▸ EXERCISE AIM
How many lines in these records hold the string "this"? Reply with the number alone.

═════ DATASET RECORDS

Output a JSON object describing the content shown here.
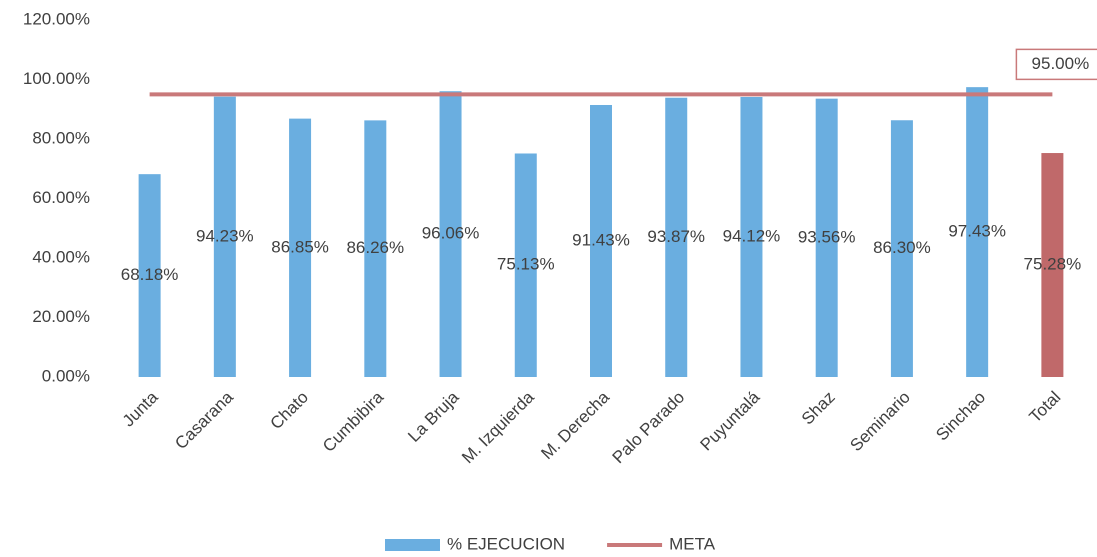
{
  "chart_data": {
    "type": "bar",
    "categories": [
      "Junta",
      "Casarana",
      "Chato",
      "Cumbibira",
      "La Bruja",
      "M. Izquierda",
      "M. Derecha",
      "Palo Parado",
      "Puyuntalá",
      "Shaz",
      "Seminario",
      "Sinchao",
      "Total"
    ],
    "series": [
      {
        "name": "% EJECUCION",
        "color": "#6aaee0",
        "colors": [
          "#6aaee0",
          "#6aaee0",
          "#6aaee0",
          "#6aaee0",
          "#6aaee0",
          "#6aaee0",
          "#6aaee0",
          "#6aaee0",
          "#6aaee0",
          "#6aaee0",
          "#6aaee0",
          "#6aaee0",
          "#c0696a"
        ],
        "values": [
          68.18,
          94.23,
          86.85,
          86.26,
          96.06,
          75.13,
          91.43,
          93.87,
          94.12,
          93.56,
          86.3,
          97.43,
          75.28
        ],
        "value_labels": [
          "68.18%",
          "94.23%",
          "86.85%",
          "86.26%",
          "96.06%",
          "75.13%",
          "91.43%",
          "93.87%",
          "94.12%",
          "93.56%",
          "86.30%",
          "97.43%",
          "75.28%"
        ]
      },
      {
        "name": "META",
        "type": "line",
        "color": "#c9797a",
        "values": [
          95,
          95,
          95,
          95,
          95,
          95,
          95,
          95,
          95,
          95,
          95,
          95,
          95
        ],
        "value_labels": [
          null,
          null,
          null,
          null,
          null,
          null,
          null,
          null,
          null,
          null,
          null,
          null,
          "95.00%"
        ]
      }
    ],
    "ylim": [
      0,
      120
    ],
    "yticks": [
      {
        "value": 0,
        "label": "0.00%"
      },
      {
        "value": 20,
        "label": "20.00%"
      },
      {
        "value": 40,
        "label": "40.00%"
      },
      {
        "value": 60,
        "label": "60.00%"
      },
      {
        "value": 80,
        "label": "80.00%"
      },
      {
        "value": 100,
        "label": "100.00%"
      },
      {
        "value": 120,
        "label": "120.00%"
      }
    ],
    "grid": false,
    "legend": "bottom"
  }
}
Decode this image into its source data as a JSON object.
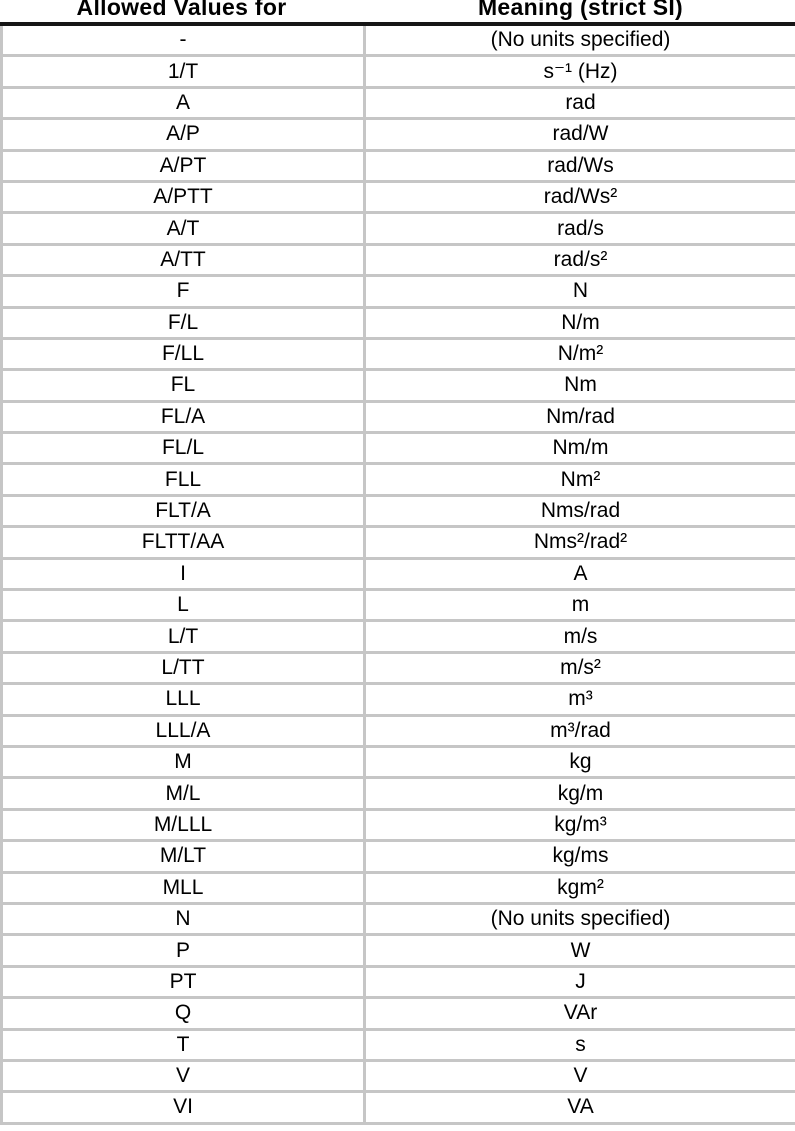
{
  "header": {
    "col1": "Allowed Values for",
    "col2": "Meaning (strict SI)"
  },
  "colors": {
    "grid_line": "#c6c6c6",
    "header_rule": "#161616",
    "text": "#000000",
    "background": "#ffffff"
  },
  "table": {
    "rows": [
      {
        "value": "-",
        "meaning": "(No units specified)"
      },
      {
        "value": "1/T",
        "meaning": "s⁻¹ (Hz)"
      },
      {
        "value": "A",
        "meaning": "rad"
      },
      {
        "value": "A/P",
        "meaning": "rad/W"
      },
      {
        "value": "A/PT",
        "meaning": "rad/Ws"
      },
      {
        "value": "A/PTT",
        "meaning": "rad/Ws²"
      },
      {
        "value": "A/T",
        "meaning": "rad/s"
      },
      {
        "value": "A/TT",
        "meaning": "rad/s²"
      },
      {
        "value": "F",
        "meaning": "N"
      },
      {
        "value": "F/L",
        "meaning": "N/m"
      },
      {
        "value": "F/LL",
        "meaning": "N/m²"
      },
      {
        "value": "FL",
        "meaning": "Nm"
      },
      {
        "value": "FL/A",
        "meaning": "Nm/rad"
      },
      {
        "value": "FL/L",
        "meaning": "Nm/m"
      },
      {
        "value": "FLL",
        "meaning": "Nm²"
      },
      {
        "value": "FLT/A",
        "meaning": "Nms/rad"
      },
      {
        "value": "FLTT/AA",
        "meaning": "Nms²/rad²"
      },
      {
        "value": "I",
        "meaning": "A"
      },
      {
        "value": "L",
        "meaning": "m"
      },
      {
        "value": "L/T",
        "meaning": "m/s"
      },
      {
        "value": "L/TT",
        "meaning": "m/s²"
      },
      {
        "value": "LLL",
        "meaning": "m³"
      },
      {
        "value": "LLL/A",
        "meaning": "m³/rad"
      },
      {
        "value": "M",
        "meaning": "kg"
      },
      {
        "value": "M/L",
        "meaning": "kg/m"
      },
      {
        "value": "M/LLL",
        "meaning": "kg/m³"
      },
      {
        "value": "M/LT",
        "meaning": "kg/ms"
      },
      {
        "value": "MLL",
        "meaning": "kgm²"
      },
      {
        "value": "N",
        "meaning": "(No units specified)"
      },
      {
        "value": "P",
        "meaning": "W"
      },
      {
        "value": "PT",
        "meaning": "J"
      },
      {
        "value": "Q",
        "meaning": "VAr"
      },
      {
        "value": "T",
        "meaning": "s"
      },
      {
        "value": "V",
        "meaning": "V"
      },
      {
        "value": "VI",
        "meaning": "VA"
      }
    ]
  }
}
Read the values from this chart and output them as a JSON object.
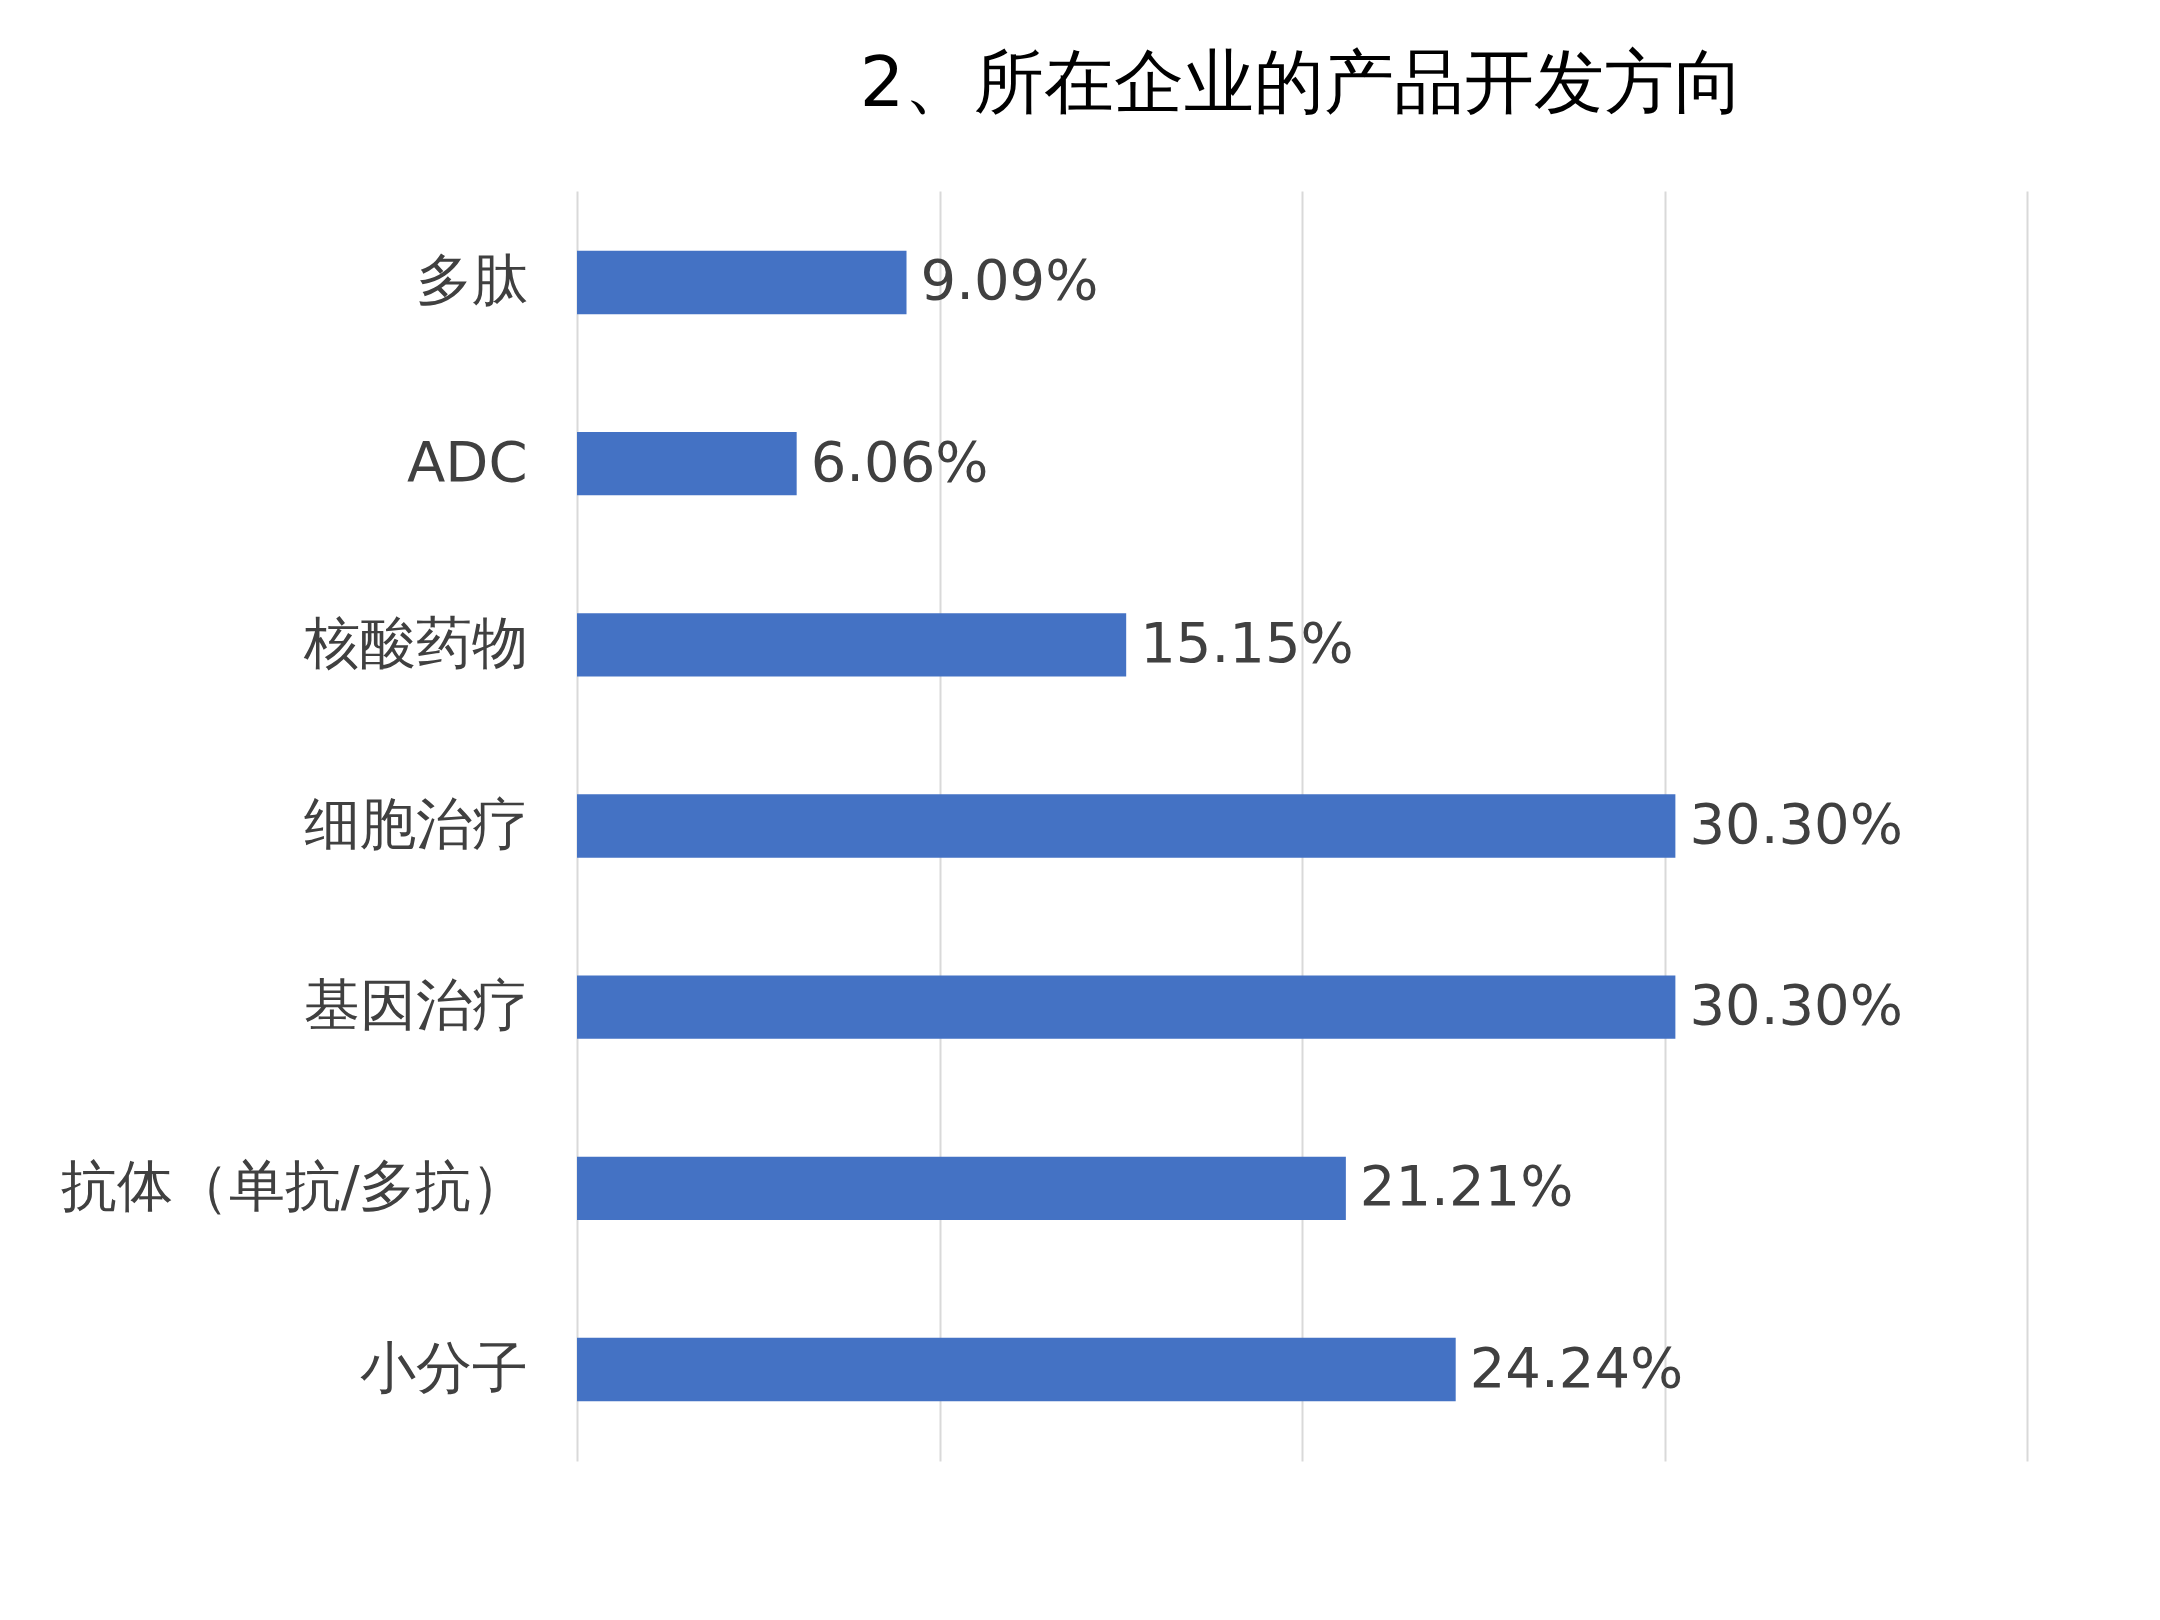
{
  "chart_data": {
    "type": "bar",
    "orientation": "horizontal",
    "title": "2、所在企业的产品开发方向",
    "categories": [
      "多肽",
      "ADC",
      "核酸药物",
      "细胞治疗",
      "基因治疗",
      "抗体（单抗/多抗）",
      "小分子"
    ],
    "values": [
      9.09,
      6.06,
      15.15,
      30.3,
      30.3,
      21.21,
      24.24
    ],
    "value_labels": [
      "9.09%",
      "6.06%",
      "15.15%",
      "30.30%",
      "30.30%",
      "21.21%",
      "24.24%"
    ],
    "color": "#4472c4",
    "xlim": [
      0,
      40
    ],
    "xticks": [
      {
        "value": 0,
        "label": null
      },
      {
        "value": 10,
        "label": null
      },
      {
        "value": 20,
        "label": null
      },
      {
        "value": 30,
        "label": null
      },
      {
        "value": 40,
        "label": null
      }
    ],
    "grid": "x",
    "tick_labels": "y"
  }
}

══════════

▸ TASK ANSWER
2